The exercise: Check each line of the listing for the string "exposed", count the lines that have it, and answer with that number only.

Records about charts and figures
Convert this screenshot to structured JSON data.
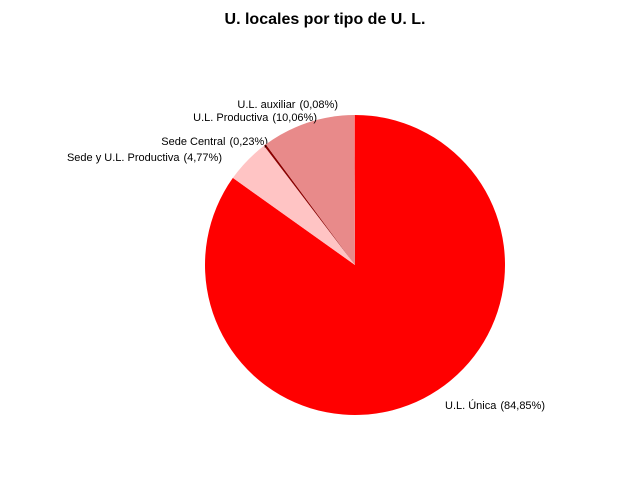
{
  "chart_data": {
    "type": "pie",
    "title": "U. locales por tipo de U. L.",
    "categories": [
      "U.L. Única",
      "Sede y U.L. Productiva",
      "Sede Central",
      "U.L. Productiva",
      "U.L. auxiliar"
    ],
    "values": [
      84.85,
      4.77,
      0.23,
      10.06,
      0.08
    ],
    "value_labels": [
      "(84,85%)",
      "(4,77%)",
      "(0,23%)",
      "(10,06%)",
      "(0,08%)"
    ],
    "colors": [
      "#ff0000",
      "#ffc4c4",
      "#8b0000",
      "#e88a8a",
      "#ff6060"
    ]
  }
}
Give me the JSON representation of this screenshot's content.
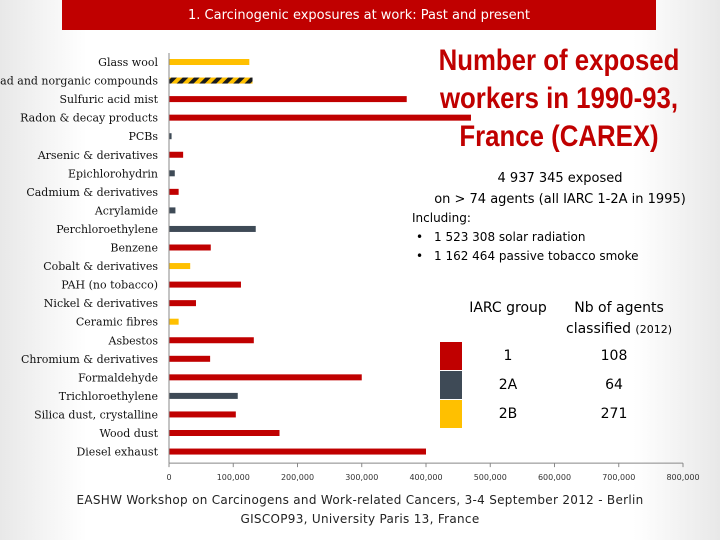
{
  "header": {
    "title": "1. Carcinogenic exposures at work: Past and present"
  },
  "big_title": "Number of exposed workers in 1990-93, France (CAREX)",
  "summary": {
    "line1": "4 937 345 exposed",
    "line2": "on > 74 agents (all IARC 1-2A in 1995)",
    "including_label": "Including:",
    "items": [
      "1 523 308 solar radiation",
      "1 162 464 passive tobacco smoke"
    ]
  },
  "legend": {
    "col1": "IARC group",
    "col2": "Nb of agents classified",
    "col2_year": "(2012)",
    "rows": [
      {
        "group": "1",
        "count": "108",
        "color": "#c00000"
      },
      {
        "group": "2A",
        "count": "64",
        "color": "#3e4a56"
      },
      {
        "group": "2B",
        "count": "271",
        "color": "#ffc000"
      }
    ]
  },
  "footer": {
    "line1": "EASHW Workshop on Carcinogens and Work-related Cancers, 3-4 September 2012 - Berlin",
    "line2": "GISCOP93, University Paris 13, France"
  },
  "chart_data": {
    "type": "bar",
    "orientation": "horizontal",
    "xlim": [
      0,
      800000
    ],
    "xticks": [
      "0",
      "100,000",
      "200,000",
      "300,000",
      "400,000",
      "500,000",
      "600,000",
      "700,000",
      "800,000"
    ],
    "colors": {
      "1": "#c00000",
      "2A": "#3e4a56",
      "2B": "#ffc000",
      "mixed": "hatched-yellow-black"
    },
    "categories": [
      "Glass wool",
      "Lead and norganic compounds",
      "Sulfuric acid mist",
      "Radon & decay products",
      "PCBs",
      "Arsenic & derivatives",
      "Epichlorohydrin",
      "Cadmium & derivatives",
      "Acrylamide",
      "Perchloroethylene",
      "Benzene",
      "Cobalt & derivatives",
      "PAH (no tobacco)",
      "Nickel & derivatives",
      "Ceramic fibres",
      "Asbestos",
      "Chromium & derivatives",
      "Formaldehyde",
      "Trichloroethylene",
      "Silica dust, crystalline",
      "Wood dust",
      "Diesel exhaust"
    ],
    "values": [
      125000,
      130000,
      370000,
      470000,
      4000,
      22000,
      9000,
      15000,
      10000,
      135000,
      65000,
      33000,
      112000,
      42000,
      15000,
      132000,
      64000,
      300000,
      107000,
      104000,
      172000,
      400000
    ],
    "groups": [
      "2B",
      "mixed",
      "1",
      "1",
      "2A",
      "1",
      "2A",
      "1",
      "2A",
      "2A",
      "1",
      "2B",
      "1",
      "1",
      "2B",
      "1",
      "1",
      "1",
      "2A",
      "1",
      "1",
      "1"
    ]
  }
}
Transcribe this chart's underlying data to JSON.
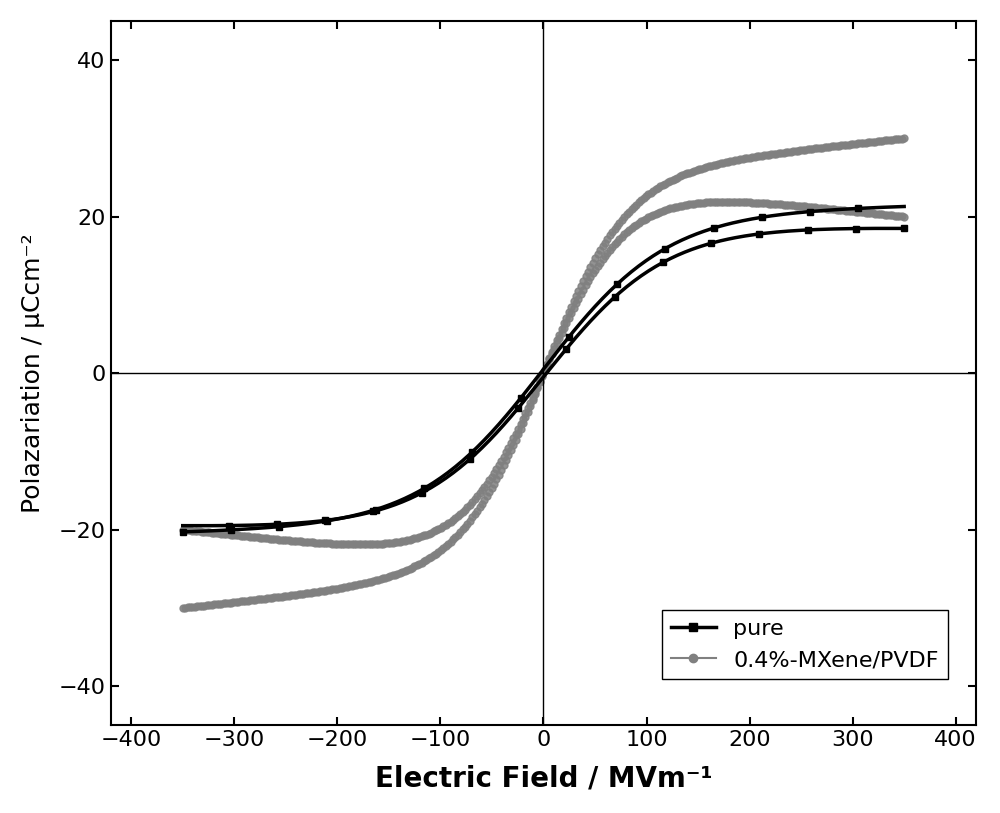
{
  "title": "",
  "xlabel": "Electric Field / MVm⁻¹",
  "ylabel": "Polazariation / μCcm⁻²",
  "xlim": [
    -420,
    420
  ],
  "ylim": [
    -45,
    45
  ],
  "xticks": [
    -400,
    -300,
    -200,
    -100,
    0,
    100,
    200,
    300,
    400
  ],
  "yticks": [
    -40,
    -20,
    0,
    20,
    40
  ],
  "background_color": "#ffffff",
  "pure_color": "#000000",
  "mxene_color": "#808080",
  "legend_labels": [
    "pure",
    "0.4%-MXene/PVDF"
  ]
}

Reply: 2